**What is needed**
Report every line from the material that contains the word "Settings".

**Input for this task**
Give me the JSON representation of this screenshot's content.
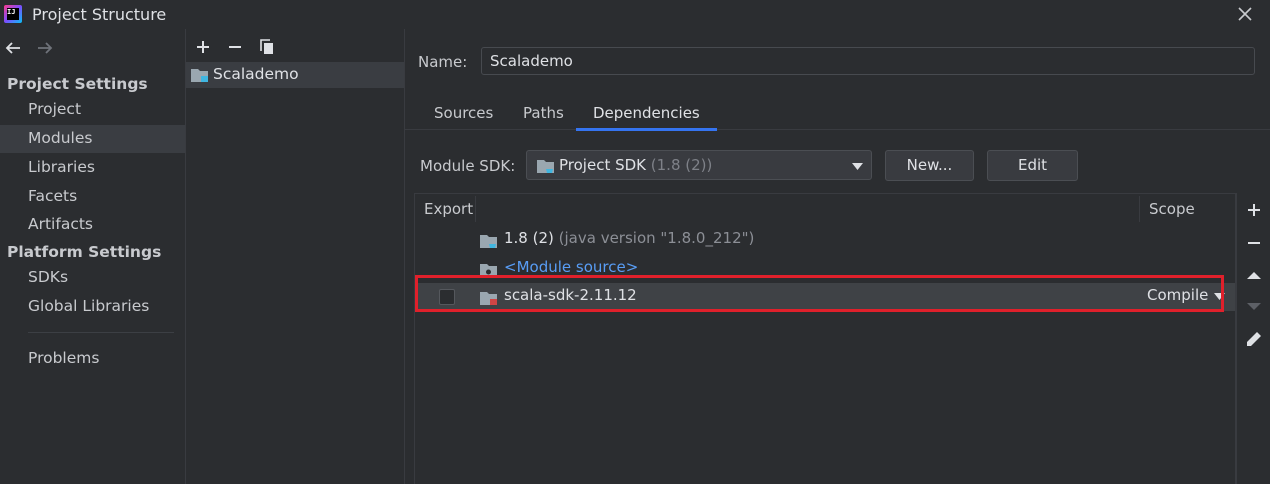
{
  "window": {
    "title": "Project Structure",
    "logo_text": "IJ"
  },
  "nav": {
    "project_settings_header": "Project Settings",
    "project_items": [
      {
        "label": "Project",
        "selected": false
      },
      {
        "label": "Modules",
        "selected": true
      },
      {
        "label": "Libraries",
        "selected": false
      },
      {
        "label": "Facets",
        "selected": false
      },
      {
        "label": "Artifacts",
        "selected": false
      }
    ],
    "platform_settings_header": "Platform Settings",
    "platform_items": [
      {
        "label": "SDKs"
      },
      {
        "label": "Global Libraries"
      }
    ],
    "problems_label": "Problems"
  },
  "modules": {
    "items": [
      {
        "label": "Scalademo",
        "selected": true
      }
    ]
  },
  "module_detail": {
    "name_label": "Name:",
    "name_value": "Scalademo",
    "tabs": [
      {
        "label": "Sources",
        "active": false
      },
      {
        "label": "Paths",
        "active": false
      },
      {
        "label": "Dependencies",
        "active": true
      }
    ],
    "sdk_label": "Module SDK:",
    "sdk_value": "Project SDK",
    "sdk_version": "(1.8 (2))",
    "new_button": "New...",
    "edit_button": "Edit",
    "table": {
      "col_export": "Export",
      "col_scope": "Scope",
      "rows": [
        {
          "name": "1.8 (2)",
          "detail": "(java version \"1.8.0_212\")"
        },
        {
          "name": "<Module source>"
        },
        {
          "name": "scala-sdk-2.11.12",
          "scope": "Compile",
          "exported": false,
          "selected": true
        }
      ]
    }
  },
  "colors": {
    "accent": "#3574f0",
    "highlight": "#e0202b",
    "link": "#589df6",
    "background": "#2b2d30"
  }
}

**Response to this exercise**
    "project_settings_header": "Project Settings",
    "platform_settings_header": "Platform Settings",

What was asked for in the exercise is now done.